▶ _TASK GOAL_
Check each line of the data below for the word "Current", then extract the ones that have it.

Figure dataset records
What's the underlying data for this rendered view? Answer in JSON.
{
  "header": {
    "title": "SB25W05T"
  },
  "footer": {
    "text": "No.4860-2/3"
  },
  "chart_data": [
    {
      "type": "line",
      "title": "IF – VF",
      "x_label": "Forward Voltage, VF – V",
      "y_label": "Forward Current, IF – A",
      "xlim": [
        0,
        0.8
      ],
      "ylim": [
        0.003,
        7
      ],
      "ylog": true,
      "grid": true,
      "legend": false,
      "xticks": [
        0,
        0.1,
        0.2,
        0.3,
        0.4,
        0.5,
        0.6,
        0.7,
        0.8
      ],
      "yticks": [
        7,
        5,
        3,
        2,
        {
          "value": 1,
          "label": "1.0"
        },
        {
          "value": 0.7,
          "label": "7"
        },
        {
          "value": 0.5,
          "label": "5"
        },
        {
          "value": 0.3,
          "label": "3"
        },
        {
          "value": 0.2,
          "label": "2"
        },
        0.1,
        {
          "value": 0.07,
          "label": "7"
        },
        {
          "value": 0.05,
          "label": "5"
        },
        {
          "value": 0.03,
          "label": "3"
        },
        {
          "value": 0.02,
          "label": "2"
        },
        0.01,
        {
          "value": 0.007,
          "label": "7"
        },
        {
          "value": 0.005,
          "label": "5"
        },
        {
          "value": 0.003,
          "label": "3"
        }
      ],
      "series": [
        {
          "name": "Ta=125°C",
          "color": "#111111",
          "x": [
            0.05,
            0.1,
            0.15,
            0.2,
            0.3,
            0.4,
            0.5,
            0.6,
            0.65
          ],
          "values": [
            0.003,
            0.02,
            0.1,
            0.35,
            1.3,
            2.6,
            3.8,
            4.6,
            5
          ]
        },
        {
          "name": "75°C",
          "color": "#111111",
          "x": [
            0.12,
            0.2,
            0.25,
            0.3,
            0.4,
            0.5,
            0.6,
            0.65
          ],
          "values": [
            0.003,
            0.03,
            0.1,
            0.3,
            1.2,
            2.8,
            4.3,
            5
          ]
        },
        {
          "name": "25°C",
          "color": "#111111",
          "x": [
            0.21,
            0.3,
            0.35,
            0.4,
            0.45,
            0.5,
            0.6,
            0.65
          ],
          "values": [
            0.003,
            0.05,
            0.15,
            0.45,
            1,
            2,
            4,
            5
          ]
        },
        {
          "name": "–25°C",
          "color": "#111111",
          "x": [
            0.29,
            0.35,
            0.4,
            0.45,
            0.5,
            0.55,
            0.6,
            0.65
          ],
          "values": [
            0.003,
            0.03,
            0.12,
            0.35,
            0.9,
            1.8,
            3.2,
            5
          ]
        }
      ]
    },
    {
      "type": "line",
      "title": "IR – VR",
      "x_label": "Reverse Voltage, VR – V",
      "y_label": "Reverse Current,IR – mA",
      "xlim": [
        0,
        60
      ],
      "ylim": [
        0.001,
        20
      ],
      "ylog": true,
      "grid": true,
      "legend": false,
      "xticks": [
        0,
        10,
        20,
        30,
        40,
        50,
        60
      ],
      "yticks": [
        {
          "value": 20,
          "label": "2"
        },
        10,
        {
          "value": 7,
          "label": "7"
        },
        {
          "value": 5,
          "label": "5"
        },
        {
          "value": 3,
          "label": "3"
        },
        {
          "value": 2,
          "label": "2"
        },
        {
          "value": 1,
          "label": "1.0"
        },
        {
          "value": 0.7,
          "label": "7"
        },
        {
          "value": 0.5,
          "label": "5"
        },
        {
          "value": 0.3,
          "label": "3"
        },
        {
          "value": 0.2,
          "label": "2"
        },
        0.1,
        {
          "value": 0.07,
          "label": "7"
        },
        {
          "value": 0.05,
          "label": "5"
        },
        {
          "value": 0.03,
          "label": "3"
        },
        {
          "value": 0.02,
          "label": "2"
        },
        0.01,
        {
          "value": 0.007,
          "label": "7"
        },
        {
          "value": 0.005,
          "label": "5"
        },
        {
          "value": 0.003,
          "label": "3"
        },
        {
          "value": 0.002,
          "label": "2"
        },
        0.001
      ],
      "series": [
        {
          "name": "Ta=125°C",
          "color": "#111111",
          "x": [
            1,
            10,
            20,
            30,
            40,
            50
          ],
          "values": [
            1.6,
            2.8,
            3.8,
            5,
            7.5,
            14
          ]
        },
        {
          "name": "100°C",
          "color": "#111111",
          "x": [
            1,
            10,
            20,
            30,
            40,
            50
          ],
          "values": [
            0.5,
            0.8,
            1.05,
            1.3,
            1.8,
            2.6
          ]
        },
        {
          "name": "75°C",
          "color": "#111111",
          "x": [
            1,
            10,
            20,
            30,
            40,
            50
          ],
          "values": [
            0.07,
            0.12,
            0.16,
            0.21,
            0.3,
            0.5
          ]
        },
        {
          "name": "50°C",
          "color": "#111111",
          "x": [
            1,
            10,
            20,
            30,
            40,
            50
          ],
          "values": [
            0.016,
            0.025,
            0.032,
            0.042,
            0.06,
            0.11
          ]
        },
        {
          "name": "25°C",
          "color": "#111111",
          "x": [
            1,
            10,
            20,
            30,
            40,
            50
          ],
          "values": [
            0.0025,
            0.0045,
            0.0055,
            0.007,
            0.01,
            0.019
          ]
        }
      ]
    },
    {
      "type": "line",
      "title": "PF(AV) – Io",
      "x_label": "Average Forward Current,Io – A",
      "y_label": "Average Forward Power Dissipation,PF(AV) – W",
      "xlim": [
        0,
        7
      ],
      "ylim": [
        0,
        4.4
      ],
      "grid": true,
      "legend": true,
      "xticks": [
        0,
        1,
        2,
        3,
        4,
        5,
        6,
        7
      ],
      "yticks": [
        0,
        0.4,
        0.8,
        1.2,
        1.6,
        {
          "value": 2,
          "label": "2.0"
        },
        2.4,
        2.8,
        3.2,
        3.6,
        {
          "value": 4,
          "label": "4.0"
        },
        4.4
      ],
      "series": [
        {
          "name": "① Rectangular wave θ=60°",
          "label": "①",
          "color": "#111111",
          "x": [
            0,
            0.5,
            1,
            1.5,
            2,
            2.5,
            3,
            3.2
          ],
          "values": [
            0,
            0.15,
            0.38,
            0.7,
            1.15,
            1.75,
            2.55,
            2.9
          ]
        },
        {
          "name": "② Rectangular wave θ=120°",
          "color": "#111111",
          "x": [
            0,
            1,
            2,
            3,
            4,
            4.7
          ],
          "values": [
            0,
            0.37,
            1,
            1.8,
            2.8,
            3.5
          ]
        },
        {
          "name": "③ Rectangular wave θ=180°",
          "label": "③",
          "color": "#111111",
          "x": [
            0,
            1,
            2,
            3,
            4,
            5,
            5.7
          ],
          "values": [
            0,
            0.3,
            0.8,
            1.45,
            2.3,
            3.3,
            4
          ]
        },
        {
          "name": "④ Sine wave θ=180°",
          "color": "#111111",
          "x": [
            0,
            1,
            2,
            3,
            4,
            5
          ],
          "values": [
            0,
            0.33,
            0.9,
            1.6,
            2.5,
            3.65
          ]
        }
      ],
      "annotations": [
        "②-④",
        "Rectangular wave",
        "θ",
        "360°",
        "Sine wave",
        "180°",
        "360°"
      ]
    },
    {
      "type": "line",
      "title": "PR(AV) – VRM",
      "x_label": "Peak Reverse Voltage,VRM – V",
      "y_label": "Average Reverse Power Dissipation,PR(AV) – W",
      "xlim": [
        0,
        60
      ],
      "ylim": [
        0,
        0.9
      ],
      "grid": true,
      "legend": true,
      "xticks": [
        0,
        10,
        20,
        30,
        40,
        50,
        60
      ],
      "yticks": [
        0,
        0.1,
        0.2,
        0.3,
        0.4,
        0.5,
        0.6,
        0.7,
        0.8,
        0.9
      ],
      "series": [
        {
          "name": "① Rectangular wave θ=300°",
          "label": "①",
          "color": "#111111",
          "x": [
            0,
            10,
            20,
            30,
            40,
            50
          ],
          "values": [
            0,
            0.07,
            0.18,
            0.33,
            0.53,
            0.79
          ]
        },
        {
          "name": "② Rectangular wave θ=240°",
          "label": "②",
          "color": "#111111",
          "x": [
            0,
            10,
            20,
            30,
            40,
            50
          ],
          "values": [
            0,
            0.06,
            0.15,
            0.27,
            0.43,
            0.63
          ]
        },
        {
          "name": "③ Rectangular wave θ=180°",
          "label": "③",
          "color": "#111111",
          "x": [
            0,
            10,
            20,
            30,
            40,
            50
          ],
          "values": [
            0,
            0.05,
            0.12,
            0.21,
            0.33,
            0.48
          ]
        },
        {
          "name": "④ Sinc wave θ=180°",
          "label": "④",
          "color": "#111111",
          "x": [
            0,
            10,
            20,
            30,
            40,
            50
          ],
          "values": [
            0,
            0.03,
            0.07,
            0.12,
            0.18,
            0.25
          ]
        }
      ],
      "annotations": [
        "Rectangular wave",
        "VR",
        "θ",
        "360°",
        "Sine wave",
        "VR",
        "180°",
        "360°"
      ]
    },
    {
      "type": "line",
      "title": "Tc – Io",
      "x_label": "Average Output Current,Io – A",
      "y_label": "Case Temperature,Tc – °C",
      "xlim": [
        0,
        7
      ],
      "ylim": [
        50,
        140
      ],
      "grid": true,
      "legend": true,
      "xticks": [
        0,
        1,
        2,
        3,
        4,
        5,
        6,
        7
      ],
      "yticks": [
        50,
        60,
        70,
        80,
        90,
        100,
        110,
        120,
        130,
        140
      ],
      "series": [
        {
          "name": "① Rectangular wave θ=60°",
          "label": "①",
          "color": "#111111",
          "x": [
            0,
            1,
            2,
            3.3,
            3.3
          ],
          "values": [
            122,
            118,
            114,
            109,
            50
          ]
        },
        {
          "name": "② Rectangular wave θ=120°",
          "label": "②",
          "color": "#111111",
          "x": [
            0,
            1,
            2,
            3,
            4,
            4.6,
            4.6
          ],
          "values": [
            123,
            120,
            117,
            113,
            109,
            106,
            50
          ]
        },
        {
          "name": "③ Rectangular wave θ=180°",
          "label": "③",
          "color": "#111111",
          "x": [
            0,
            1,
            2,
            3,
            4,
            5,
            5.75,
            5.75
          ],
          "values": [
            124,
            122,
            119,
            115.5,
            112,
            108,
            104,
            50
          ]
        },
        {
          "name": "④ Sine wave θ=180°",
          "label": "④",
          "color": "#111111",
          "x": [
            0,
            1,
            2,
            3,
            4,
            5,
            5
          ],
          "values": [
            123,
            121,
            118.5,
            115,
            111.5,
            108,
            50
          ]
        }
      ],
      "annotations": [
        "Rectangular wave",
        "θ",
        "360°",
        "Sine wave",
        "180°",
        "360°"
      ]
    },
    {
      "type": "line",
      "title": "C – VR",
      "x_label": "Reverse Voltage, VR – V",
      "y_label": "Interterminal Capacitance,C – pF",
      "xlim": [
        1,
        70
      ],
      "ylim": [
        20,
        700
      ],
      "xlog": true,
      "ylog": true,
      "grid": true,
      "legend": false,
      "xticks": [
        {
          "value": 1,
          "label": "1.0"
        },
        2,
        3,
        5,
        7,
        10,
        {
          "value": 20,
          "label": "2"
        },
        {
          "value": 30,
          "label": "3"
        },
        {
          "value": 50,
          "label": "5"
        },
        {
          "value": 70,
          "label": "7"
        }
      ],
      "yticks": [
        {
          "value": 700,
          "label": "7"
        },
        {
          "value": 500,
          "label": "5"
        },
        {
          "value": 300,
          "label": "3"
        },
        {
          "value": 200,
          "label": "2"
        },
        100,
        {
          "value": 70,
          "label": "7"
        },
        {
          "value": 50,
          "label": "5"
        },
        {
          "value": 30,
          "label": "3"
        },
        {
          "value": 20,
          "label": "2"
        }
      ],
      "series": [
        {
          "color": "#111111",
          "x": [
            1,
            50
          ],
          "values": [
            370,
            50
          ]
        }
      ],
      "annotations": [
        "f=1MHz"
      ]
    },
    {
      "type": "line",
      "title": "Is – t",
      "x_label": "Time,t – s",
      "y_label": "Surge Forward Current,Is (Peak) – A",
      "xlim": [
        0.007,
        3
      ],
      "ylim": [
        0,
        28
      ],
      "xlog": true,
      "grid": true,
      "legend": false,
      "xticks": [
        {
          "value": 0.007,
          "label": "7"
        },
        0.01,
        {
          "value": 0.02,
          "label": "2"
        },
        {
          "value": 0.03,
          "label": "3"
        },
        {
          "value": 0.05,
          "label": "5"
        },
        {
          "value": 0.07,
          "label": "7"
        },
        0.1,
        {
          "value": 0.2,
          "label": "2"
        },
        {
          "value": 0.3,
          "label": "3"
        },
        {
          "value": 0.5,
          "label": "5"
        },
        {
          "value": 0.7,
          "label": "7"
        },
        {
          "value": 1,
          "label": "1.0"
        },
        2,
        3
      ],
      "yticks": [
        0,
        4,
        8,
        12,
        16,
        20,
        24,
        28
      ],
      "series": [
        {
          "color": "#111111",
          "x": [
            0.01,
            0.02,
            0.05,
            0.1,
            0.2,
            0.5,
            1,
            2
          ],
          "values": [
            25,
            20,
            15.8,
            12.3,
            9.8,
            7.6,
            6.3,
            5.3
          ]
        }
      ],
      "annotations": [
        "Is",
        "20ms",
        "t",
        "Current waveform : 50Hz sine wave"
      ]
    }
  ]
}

▶ _THE RESULT_
      "y_label": "Forward Current, IF – A",
      "y_label": "Reverse Current,IR – mA",
      "x_label": "Average Forward Current,Io – A",
      "x_label": "Average Output Current,Io – A",
      "y_label": "Surge Forward Current,Is (Peak) – A",
        "Current waveform : 50Hz sine wave"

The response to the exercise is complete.